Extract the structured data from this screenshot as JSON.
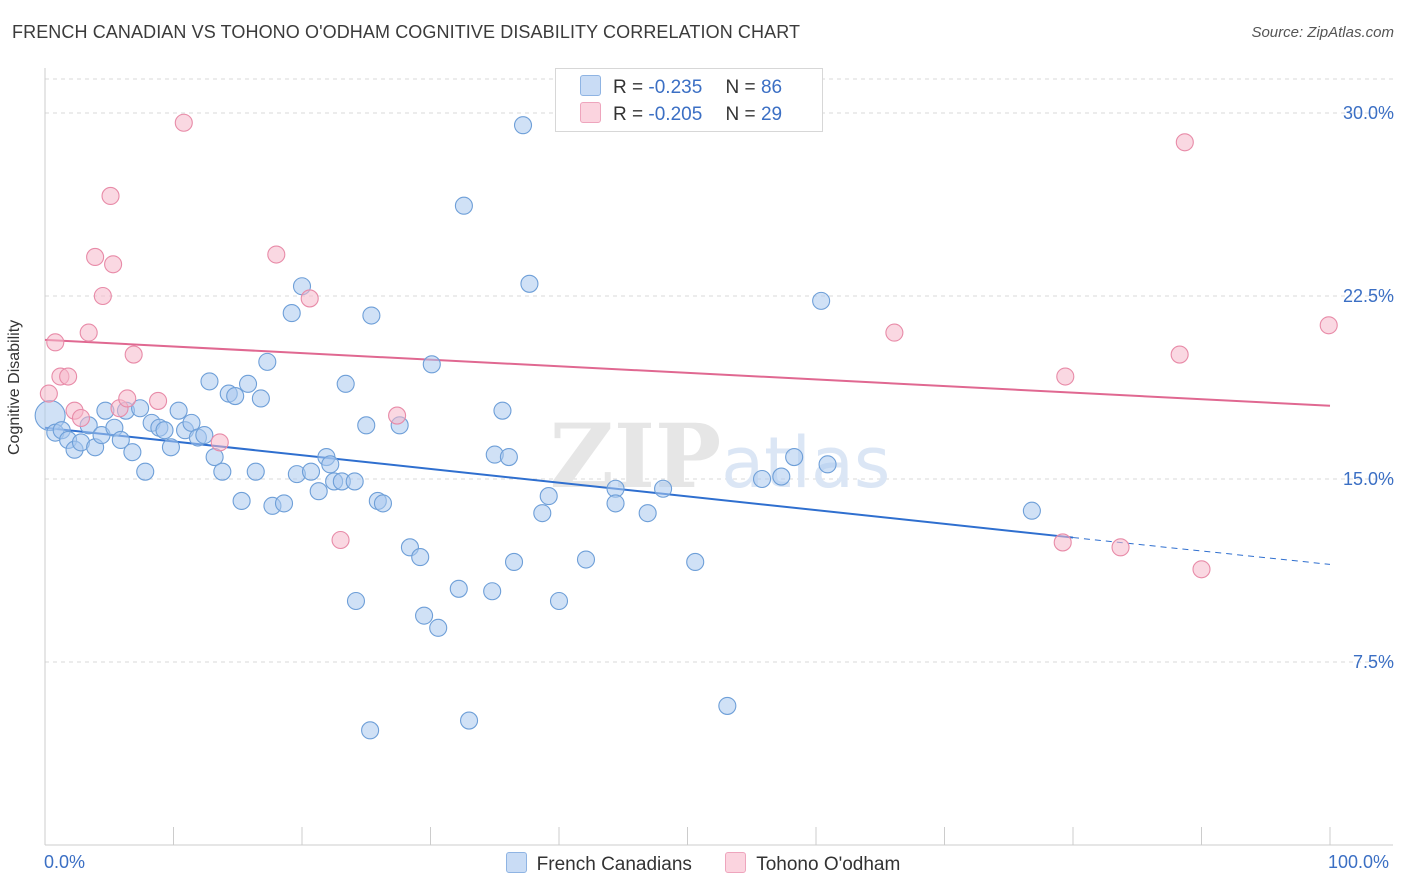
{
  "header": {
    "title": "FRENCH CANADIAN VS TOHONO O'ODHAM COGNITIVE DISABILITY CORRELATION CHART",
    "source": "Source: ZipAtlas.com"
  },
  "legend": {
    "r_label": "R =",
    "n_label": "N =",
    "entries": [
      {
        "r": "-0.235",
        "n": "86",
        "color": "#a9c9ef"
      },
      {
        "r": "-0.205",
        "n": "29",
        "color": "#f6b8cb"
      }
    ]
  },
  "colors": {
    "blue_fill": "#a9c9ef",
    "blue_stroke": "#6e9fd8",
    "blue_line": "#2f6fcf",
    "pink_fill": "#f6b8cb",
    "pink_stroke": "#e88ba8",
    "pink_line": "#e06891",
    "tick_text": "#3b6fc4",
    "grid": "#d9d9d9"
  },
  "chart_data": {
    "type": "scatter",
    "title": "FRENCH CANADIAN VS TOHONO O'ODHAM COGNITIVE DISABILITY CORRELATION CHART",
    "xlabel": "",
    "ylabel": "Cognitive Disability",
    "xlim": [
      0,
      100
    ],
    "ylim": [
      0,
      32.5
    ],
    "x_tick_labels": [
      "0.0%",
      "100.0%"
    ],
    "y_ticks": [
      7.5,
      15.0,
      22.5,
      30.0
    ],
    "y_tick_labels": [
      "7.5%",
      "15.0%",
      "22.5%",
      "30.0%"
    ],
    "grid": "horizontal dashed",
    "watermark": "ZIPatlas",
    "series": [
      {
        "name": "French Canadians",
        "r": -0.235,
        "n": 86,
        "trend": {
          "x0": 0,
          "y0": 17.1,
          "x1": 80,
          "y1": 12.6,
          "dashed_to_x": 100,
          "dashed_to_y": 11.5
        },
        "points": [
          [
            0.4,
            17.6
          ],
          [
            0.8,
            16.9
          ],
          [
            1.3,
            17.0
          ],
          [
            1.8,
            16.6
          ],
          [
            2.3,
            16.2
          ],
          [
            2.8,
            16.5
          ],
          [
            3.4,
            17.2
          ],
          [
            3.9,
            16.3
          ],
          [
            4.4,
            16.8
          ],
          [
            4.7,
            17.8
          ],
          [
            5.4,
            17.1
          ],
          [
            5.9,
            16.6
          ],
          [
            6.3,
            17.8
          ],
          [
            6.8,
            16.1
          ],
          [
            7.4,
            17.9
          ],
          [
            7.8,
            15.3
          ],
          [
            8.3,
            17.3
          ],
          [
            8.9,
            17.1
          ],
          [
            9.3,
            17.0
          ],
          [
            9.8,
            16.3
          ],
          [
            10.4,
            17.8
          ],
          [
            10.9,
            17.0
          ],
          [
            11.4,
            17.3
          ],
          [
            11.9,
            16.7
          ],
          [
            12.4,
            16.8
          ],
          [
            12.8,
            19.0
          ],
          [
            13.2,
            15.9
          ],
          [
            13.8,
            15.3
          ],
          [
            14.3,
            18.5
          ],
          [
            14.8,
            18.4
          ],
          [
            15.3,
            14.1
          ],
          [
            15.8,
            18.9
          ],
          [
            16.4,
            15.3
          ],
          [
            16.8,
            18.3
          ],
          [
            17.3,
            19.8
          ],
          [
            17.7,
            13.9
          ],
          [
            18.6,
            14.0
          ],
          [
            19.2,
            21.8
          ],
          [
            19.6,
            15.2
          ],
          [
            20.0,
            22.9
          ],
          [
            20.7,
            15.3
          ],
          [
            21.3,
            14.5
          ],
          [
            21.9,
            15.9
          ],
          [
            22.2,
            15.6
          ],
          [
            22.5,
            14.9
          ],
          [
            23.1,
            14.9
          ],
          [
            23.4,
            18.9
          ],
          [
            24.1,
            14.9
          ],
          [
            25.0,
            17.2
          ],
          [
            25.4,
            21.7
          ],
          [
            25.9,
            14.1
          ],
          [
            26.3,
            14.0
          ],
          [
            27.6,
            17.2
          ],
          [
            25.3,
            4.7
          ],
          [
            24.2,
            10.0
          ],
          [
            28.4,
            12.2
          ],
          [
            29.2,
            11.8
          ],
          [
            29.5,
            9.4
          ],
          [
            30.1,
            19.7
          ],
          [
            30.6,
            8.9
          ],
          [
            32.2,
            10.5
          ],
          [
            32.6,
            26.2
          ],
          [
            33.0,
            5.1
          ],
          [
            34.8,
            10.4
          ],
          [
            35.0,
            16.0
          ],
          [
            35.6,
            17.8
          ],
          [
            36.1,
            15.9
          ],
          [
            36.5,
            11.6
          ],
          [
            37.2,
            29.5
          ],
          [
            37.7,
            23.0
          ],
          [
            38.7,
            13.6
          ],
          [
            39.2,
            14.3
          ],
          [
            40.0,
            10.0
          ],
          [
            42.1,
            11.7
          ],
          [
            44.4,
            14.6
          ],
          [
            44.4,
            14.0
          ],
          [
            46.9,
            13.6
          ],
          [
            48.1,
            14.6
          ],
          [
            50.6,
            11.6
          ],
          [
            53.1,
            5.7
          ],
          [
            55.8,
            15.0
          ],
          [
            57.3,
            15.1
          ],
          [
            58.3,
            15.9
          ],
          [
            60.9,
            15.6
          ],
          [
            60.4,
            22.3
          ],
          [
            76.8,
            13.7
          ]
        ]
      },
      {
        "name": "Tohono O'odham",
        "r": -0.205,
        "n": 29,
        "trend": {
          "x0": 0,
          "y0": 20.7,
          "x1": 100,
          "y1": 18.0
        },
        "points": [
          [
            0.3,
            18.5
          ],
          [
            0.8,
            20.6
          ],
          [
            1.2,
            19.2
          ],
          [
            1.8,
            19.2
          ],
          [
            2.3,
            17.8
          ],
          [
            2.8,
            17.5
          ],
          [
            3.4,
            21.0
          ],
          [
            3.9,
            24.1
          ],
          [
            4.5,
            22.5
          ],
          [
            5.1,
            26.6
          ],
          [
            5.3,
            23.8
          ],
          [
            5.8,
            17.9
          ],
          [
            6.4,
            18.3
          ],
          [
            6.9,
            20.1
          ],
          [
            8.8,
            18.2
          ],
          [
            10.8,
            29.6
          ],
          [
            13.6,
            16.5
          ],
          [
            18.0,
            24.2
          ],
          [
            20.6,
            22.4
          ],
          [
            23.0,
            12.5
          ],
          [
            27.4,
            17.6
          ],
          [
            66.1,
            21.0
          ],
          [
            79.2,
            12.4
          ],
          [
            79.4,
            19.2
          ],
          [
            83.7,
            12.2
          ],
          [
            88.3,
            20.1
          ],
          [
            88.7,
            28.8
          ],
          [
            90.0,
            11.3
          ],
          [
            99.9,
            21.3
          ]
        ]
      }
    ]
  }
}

===============

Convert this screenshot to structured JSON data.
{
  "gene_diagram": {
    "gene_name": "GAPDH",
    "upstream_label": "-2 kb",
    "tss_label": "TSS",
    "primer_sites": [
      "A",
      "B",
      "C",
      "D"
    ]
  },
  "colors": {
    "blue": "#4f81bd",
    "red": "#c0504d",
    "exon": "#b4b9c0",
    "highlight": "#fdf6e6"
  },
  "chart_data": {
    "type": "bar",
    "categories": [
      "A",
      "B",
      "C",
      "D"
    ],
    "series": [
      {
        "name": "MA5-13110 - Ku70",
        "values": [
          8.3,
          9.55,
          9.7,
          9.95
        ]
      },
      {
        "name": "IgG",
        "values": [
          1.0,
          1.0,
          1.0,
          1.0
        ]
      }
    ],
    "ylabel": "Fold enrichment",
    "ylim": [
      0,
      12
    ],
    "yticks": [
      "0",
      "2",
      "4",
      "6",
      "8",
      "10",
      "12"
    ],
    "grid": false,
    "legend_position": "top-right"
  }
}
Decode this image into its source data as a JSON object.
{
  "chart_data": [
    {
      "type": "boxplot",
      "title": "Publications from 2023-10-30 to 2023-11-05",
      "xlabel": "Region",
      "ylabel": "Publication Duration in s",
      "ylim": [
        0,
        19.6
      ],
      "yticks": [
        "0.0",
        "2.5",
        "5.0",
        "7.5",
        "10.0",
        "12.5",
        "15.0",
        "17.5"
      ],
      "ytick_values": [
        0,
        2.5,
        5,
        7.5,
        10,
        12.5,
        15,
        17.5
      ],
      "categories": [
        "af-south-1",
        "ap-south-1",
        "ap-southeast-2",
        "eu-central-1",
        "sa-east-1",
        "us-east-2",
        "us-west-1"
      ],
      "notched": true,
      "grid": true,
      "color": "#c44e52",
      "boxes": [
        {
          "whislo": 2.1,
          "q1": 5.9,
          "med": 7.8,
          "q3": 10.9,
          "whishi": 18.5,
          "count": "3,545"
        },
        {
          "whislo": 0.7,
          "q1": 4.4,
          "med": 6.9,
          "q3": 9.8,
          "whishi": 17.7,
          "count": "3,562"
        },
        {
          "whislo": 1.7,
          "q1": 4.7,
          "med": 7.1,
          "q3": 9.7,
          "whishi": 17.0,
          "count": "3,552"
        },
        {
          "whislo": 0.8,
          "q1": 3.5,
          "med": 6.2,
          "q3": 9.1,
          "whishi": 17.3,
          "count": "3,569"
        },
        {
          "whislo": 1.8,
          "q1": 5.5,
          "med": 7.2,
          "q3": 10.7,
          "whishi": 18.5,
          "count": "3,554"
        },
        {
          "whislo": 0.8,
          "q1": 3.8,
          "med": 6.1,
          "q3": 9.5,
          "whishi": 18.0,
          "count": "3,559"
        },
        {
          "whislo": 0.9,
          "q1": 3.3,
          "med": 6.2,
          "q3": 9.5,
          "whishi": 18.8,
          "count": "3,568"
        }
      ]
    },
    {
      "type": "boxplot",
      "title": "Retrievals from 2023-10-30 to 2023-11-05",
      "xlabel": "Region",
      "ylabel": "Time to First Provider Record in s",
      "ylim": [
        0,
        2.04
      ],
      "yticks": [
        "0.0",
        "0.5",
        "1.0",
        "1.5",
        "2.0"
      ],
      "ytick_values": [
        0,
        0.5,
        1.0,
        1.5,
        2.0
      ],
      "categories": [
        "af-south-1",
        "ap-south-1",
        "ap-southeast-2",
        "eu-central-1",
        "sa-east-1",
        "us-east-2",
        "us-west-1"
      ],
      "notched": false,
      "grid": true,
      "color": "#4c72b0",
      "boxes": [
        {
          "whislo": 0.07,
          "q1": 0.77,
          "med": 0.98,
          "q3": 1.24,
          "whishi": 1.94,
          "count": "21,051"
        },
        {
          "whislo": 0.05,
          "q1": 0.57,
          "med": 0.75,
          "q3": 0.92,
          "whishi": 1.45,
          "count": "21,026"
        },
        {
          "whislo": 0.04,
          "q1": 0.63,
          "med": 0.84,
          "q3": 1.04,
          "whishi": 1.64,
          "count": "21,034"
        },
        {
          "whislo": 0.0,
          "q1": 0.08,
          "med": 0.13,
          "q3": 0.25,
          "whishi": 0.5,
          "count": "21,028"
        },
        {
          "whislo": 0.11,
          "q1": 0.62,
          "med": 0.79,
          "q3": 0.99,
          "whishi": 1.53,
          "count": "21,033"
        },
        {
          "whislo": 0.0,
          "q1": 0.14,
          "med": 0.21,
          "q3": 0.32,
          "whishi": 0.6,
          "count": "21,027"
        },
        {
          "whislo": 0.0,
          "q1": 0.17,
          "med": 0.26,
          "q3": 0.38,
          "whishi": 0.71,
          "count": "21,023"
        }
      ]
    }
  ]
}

===============

Only the number is wanted: how many lines in the entries above contain the string "this"?

3